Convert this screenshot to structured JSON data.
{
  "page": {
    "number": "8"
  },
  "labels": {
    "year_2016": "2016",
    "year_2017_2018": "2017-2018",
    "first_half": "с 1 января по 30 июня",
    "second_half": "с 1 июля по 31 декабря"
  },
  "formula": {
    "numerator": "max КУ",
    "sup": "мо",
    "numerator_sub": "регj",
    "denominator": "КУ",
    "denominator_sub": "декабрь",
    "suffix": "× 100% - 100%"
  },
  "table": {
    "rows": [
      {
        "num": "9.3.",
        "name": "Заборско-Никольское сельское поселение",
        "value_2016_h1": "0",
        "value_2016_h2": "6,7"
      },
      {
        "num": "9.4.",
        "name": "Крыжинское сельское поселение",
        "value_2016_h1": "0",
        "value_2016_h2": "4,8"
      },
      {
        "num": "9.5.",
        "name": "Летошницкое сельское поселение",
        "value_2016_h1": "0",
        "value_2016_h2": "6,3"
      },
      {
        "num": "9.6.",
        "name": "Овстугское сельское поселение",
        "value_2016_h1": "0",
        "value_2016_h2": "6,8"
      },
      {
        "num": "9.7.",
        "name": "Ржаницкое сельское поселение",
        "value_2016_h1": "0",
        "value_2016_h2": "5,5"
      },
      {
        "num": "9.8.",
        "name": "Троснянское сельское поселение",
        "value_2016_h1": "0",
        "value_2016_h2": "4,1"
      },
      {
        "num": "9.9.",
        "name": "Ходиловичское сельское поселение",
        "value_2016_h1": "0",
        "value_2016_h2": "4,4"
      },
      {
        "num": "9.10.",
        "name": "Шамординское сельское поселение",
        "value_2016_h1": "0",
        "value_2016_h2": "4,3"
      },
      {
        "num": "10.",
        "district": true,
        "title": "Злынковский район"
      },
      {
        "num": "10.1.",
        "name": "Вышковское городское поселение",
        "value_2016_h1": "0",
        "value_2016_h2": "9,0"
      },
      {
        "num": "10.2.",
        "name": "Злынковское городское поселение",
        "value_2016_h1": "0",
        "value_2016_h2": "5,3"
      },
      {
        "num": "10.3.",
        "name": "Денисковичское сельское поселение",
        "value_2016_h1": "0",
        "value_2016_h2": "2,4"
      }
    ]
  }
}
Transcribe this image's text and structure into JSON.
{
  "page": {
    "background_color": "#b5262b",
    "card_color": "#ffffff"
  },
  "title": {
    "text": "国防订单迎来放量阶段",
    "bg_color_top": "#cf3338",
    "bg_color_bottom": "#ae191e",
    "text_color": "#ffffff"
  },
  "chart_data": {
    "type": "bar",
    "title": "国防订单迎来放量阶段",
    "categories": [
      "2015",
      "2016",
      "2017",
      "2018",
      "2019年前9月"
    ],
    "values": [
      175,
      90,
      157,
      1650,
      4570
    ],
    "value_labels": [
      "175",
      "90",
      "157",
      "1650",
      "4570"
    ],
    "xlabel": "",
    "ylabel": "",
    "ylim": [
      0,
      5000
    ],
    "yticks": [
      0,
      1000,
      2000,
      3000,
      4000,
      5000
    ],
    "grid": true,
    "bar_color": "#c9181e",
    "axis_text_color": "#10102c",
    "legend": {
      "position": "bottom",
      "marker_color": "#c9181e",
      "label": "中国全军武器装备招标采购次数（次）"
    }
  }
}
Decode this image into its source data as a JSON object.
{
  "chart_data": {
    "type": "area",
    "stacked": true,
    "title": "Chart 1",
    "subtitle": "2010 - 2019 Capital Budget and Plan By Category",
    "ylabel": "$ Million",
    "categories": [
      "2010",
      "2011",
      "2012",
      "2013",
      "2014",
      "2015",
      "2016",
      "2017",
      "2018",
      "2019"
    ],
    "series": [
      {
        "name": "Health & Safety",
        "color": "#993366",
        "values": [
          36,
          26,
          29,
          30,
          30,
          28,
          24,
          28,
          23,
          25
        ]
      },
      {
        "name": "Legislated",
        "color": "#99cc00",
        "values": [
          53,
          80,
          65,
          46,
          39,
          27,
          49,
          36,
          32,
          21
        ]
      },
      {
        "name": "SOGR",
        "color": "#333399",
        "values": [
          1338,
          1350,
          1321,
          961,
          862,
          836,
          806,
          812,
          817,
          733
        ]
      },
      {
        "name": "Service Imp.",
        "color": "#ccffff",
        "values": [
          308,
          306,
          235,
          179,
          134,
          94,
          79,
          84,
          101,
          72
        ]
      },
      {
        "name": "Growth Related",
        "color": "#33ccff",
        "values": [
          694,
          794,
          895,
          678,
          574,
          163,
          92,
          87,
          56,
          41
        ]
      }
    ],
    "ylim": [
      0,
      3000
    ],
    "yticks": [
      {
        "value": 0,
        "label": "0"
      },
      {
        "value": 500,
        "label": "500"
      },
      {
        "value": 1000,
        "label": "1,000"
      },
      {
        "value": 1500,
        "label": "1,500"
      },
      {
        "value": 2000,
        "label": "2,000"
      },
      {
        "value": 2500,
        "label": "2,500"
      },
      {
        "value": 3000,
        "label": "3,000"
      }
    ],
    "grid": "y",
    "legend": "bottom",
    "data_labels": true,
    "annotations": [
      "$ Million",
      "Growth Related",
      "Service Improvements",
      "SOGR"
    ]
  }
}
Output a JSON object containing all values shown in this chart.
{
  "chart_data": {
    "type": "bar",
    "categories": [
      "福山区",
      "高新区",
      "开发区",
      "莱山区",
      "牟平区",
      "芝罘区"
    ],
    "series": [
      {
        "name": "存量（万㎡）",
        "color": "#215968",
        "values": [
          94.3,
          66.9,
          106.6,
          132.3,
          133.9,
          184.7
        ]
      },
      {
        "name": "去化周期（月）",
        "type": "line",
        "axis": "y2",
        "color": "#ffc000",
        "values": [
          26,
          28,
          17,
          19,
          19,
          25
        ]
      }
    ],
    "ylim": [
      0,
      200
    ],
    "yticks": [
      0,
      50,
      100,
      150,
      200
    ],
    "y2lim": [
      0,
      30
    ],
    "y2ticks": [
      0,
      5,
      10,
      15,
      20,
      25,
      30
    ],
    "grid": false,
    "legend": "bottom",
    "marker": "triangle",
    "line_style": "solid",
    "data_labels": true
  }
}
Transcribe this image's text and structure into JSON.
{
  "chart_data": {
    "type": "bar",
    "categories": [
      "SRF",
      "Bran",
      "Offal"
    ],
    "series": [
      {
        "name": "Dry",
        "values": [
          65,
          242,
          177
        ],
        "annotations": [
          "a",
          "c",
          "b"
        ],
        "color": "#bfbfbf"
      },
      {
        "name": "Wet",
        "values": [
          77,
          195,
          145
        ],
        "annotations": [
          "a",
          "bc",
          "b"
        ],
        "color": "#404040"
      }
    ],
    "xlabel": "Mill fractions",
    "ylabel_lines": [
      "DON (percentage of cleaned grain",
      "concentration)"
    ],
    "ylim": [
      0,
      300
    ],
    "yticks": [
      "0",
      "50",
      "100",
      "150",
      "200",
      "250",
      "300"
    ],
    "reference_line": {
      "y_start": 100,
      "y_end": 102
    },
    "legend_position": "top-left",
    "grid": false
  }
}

> [Goal of the exercise] Extract each record, keeping it identical to the original.

> [The completed task]
Convert this screenshot to structured JSON data.
{
  "page": {
    "number": "8"
  },
  "labels": {
    "year_2016": "2016",
    "year_2017_2018": "2017-2018",
    "first_half": "с 1 января по 30 июня",
    "second_half": "с 1 июля по 31 декабря"
  },
  "formula": {
    "numerator": "max КУ",
    "sup": "мо",
    "numerator_sub": "регj",
    "denominator": "КУ",
    "denominator_sub": "декабрь",
    "suffix": "× 100% - 100%"
  },
  "table": {
    "rows": [
      {
        "num": "9.3.",
        "name": "Заборско-Никольское сельское поселение",
        "value_2016_h1": "0",
        "value_2016_h2": "6,7"
      },
      {
        "num": "9.4.",
        "name": "Крыжинское сельское поселение",
        "value_2016_h1": "0",
        "value_2016_h2": "4,8"
      },
      {
        "num": "9.5.",
        "name": "Летошницкое сельское поселение",
        "value_2016_h1": "0",
        "value_2016_h2": "6,3"
      },
      {
        "num": "9.6.",
        "name": "Овстугское сельское поселение",
        "value_2016_h1": "0",
        "value_2016_h2": "6,8"
      },
      {
        "num": "9.7.",
        "name": "Ржаницкое сельское поселение",
        "value_2016_h1": "0",
        "value_2016_h2": "5,5"
      },
      {
        "num": "9.8.",
        "name": "Троснянское сельское поселение",
        "value_2016_h1": "0",
        "value_2016_h2": "4,1"
      },
      {
        "num": "9.9.",
        "name": "Ходиловичское сельское поселение",
        "value_2016_h1": "0",
        "value_2016_h2": "4,4"
      },
      {
        "num": "9.10.",
        "name": "Шамординское сельское поселение",
        "value_2016_h1": "0",
        "value_2016_h2": "4,3"
      },
      {
        "num": "10.",
        "district": true,
        "title": "Злынковский район"
      },
      {
        "num": "10.1.",
        "name": "Вышковское городское поселение",
        "value_2016_h1": "0",
        "value_2016_h2": "9,0"
      },
      {
        "num": "10.2.",
        "name": "Злынковское городское поселение",
        "value_2016_h1": "0",
        "value_2016_h2": "5,3"
      },
      {
        "num": "10.3.",
        "name": "Денисковичское сельское поселение",
        "value_2016_h1": "0",
        "value_2016_h2": "2,4"
      }
    ]
  }
}
Transcribe this image's text and structure into JSON.
{
  "page": {
    "background_color": "#b5262b",
    "card_color": "#ffffff"
  },
  "title": {
    "text": "国防订单迎来放量阶段",
    "bg_color_top": "#cf3338",
    "bg_color_bottom": "#ae191e",
    "text_color": "#ffffff"
  },
  "chart_data": {
    "type": "bar",
    "title": "国防订单迎来放量阶段",
    "categories": [
      "2015",
      "2016",
      "2017",
      "2018",
      "2019年前9月"
    ],
    "values": [
      175,
      90,
      157,
      1650,
      4570
    ],
    "value_labels": [
      "175",
      "90",
      "157",
      "1650",
      "4570"
    ],
    "xlabel": "",
    "ylabel": "",
    "ylim": [
      0,
      5000
    ],
    "yticks": [
      0,
      1000,
      2000,
      3000,
      4000,
      5000
    ],
    "grid": true,
    "bar_color": "#c9181e",
    "axis_text_color": "#10102c",
    "legend": {
      "position": "bottom",
      "marker_color": "#c9181e",
      "label": "中国全军武器装备招标采购次数（次）"
    }
  }
}
Decode this image into its source data as a JSON object.
{
  "chart_data": {
    "type": "area",
    "stacked": true,
    "title": "Chart 1",
    "subtitle": "2010 - 2019 Capital Budget and Plan By Category",
    "ylabel": "$ Million",
    "categories": [
      "2010",
      "2011",
      "2012",
      "2013",
      "2014",
      "2015",
      "2016",
      "2017",
      "2018",
      "2019"
    ],
    "series": [
      {
        "name": "Health & Safety",
        "color": "#993366",
        "values": [
          36,
          26,
          29,
          30,
          30,
          28,
          24,
          28,
          23,
          25
        ]
      },
      {
        "name": "Legislated",
        "color": "#99cc00",
        "values": [
          53,
          80,
          65,
          46,
          39,
          27,
          49,
          36,
          32,
          21
        ]
      },
      {
        "name": "SOGR",
        "color": "#333399",
        "values": [
          1338,
          1350,
          1321,
          961,
          862,
          836,
          806,
          812,
          817,
          733
        ]
      },
      {
        "name": "Service Imp.",
        "color": "#ccffff",
        "values": [
          308,
          306,
          235,
          179,
          134,
          94,
          79,
          84,
          101,
          72
        ]
      },
      {
        "name": "Growth Related",
        "color": "#33ccff",
        "values": [
          694,
          794,
          895,
          678,
          574,
          163,
          92,
          87,
          56,
          41
        ]
      }
    ],
    "ylim": [
      0,
      3000
    ],
    "yticks": [
      {
        "value": 0,
        "label": "0"
      },
      {
        "value": 500,
        "label": "500"
      },
      {
        "value": 1000,
        "label": "1,000"
      },
      {
        "value": 1500,
        "label": "1,500"
      },
      {
        "value": 2000,
        "label": "2,000"
      },
      {
        "value": 2500,
        "label": "2,500"
      },
      {
        "value": 3000,
        "label": "3,000"
      }
    ],
    "grid": "y",
    "legend": "bottom",
    "data_labels": true,
    "annotations": [
      "$ Million",
      "Growth Related",
      "Service Improvements",
      "SOGR"
    ]
  }
}
Output a JSON object containing all values shown in this chart.
{
  "chart_data": {
    "type": "bar",
    "categories": [
      "福山区",
      "高新区",
      "开发区",
      "莱山区",
      "牟平区",
      "芝罘区"
    ],
    "series": [
      {
        "name": "存量（万㎡）",
        "color": "#215968",
        "values": [
          94.3,
          66.9,
          106.6,
          132.3,
          133.9,
          184.7
        ]
      },
      {
        "name": "去化周期（月）",
        "type": "line",
        "axis": "y2",
        "color": "#ffc000",
        "values": [
          26,
          28,
          17,
          19,
          19,
          25
        ]
      }
    ],
    "ylim": [
      0,
      200
    ],
    "yticks": [
      0,
      50,
      100,
      150,
      200
    ],
    "y2lim": [
      0,
      30
    ],
    "y2ticks": [
      0,
      5,
      10,
      15,
      20,
      25,
      30
    ],
    "grid": false,
    "legend": "bottom",
    "marker": "triangle",
    "line_style": "solid",
    "data_labels": true
  }
}
Transcribe this image's text and structure into JSON.
{
  "chart_data": {
    "type": "bar",
    "categories": [
      "SRF",
      "Bran",
      "Offal"
    ],
    "series": [
      {
        "name": "Dry",
        "values": [
          65,
          242,
          177
        ],
        "annotations": [
          "a",
          "c",
          "b"
        ],
        "color": "#bfbfbf"
      },
      {
        "name": "Wet",
        "values": [
          77,
          195,
          145
        ],
        "annotations": [
          "a",
          "bc",
          "b"
        ],
        "color": "#404040"
      }
    ],
    "xlabel": "Mill fractions",
    "ylabel_lines": [
      "DON (percentage of cleaned grain",
      "concentration)"
    ],
    "ylim": [
      0,
      300
    ],
    "yticks": [
      "0",
      "50",
      "100",
      "150",
      "200",
      "250",
      "300"
    ],
    "reference_line": {
      "y_start": 100,
      "y_end": 102
    },
    "legend_position": "top-left",
    "grid": false
  }
}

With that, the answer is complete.